What the exercise asks
Please render each line of the material below as a JSON list of strings, one string per line, with blank lines omitted.

[START Stored rows]

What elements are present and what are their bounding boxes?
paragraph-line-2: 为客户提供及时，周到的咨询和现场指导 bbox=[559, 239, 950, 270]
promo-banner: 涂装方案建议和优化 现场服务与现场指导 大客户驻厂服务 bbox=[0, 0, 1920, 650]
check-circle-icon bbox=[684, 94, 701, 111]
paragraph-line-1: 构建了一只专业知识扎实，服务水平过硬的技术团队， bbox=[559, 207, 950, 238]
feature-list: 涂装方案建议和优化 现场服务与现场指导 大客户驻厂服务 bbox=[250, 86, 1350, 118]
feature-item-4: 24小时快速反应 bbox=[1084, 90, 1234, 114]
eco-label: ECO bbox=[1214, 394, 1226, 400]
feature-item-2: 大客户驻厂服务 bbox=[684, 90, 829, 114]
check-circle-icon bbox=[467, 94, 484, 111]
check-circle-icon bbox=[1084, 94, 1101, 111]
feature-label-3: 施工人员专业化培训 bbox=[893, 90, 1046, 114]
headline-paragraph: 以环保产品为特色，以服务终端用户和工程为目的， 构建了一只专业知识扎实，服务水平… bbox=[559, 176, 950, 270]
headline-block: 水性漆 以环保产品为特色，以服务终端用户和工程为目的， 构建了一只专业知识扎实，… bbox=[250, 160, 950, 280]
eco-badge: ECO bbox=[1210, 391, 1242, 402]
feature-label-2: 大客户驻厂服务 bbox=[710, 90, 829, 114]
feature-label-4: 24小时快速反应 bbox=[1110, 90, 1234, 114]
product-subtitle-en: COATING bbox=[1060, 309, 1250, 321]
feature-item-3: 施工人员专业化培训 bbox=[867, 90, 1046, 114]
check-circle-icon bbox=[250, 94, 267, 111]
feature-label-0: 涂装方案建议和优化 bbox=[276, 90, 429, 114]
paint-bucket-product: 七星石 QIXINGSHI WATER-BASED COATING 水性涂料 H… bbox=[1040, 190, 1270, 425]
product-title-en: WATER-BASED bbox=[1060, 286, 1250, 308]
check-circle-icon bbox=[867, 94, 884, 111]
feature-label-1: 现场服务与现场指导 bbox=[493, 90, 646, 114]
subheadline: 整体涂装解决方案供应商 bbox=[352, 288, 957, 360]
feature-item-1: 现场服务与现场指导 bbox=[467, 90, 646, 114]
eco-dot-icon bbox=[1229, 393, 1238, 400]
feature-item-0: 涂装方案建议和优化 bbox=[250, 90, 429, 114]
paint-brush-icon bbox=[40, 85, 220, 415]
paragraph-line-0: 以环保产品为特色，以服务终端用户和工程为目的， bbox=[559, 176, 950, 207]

[END Stored rows]

Right answer
[
  "What elements are present and what are their bounding boxes?",
  "paragraph-line-2: 为客户提供及时，周到的咨询和现场指导 bbox=[559, 239, 950, 270]",
  "promo-banner: 涂装方案建议和优化 现场服务与现场指导 大客户驻厂服务 bbox=[0, 0, 1920, 650]",
  "check-circle-icon bbox=[684, 94, 701, 111]",
  "paragraph-line-1: 构建了一只专业知识扎实，服务水平过硬的技术团队， bbox=[559, 207, 950, 238]",
  "feature-list: 涂装方案建议和优化 现场服务与现场指导 大客户驻厂服务 bbox=[250, 86, 1350, 118]",
  "feature-item-4: 24小时快速反应 bbox=[1084, 90, 1234, 114]",
  "eco-label: ECO bbox=[1214, 394, 1226, 400]",
  "feature-item-2: 大客户驻厂服务 bbox=[684, 90, 829, 114]",
  "check-circle-icon bbox=[467, 94, 484, 111]",
  "check-circle-icon bbox=[1084, 94, 1101, 111]",
  "feature-label-3: 施工人员专业化培训 bbox=[893, 90, 1046, 114]",
  "headline-paragraph: 以环保产品为特色，以服务终端用户和工程为目的， 构建了一只专业知识扎实，服务水平… bbox=[559, 176, 950, 270]",
  "headline-block: 水性漆 以环保产品为特色，以服务终端用户和工程为目的， 构建了一只专业知识扎实，… bbox=[250, 160, 950, 280]",
  "eco-badge: ECO bbox=[1210, 391, 1242, 402]",
  "feature-label-2: 大客户驻厂服务 bbox=[710, 90, 829, 114]",
  "feature-label-4: 24小时快速反应 bbox=[1110, 90, 1234, 114]",
  "product-subtitle-en: COATING bbox=[1060, 309, 1250, 321]",
  "feature-item-3: 施工人员专业化培训 bbox=[867, 90, 1046, 114]",
  "check-circle-icon bbox=[250, 94, 267, 111]",
  "feature-label-0: 涂装方案建议和优化 bbox=[276, 90, 429, 114]",
  "paint-bucket-product: 七星石 QIXINGSHI WATER-BASED COATING 水性涂料 H… bbox=[1040, 190, 1270, 425]",
  "product-title-en: WATER-BASED bbox=[1060, 286, 1250, 308]",
  "check-circle-icon bbox=[867, 94, 884, 111]",
  "feature-label-1: 现场服务与现场指导 bbox=[493, 90, 646, 114]",
  "subheadline: 整体涂装解决方案供应商 bbox=[352, 288, 957, 360]",
  "feature-item-1: 现场服务与现场指导 bbox=[467, 90, 646, 114]",
  "eco-dot-icon bbox=[1229, 393, 1238, 400]",
  "feature-item-0: 涂装方案建议和优化 bbox=[250, 90, 429, 114]",
  "paint-brush-icon bbox=[40, 85, 220, 415]",
  "paragraph-line-0: 以环保产品为特色，以服务终端用户和工程为目的， bbox=[559, 176, 950, 207]"
]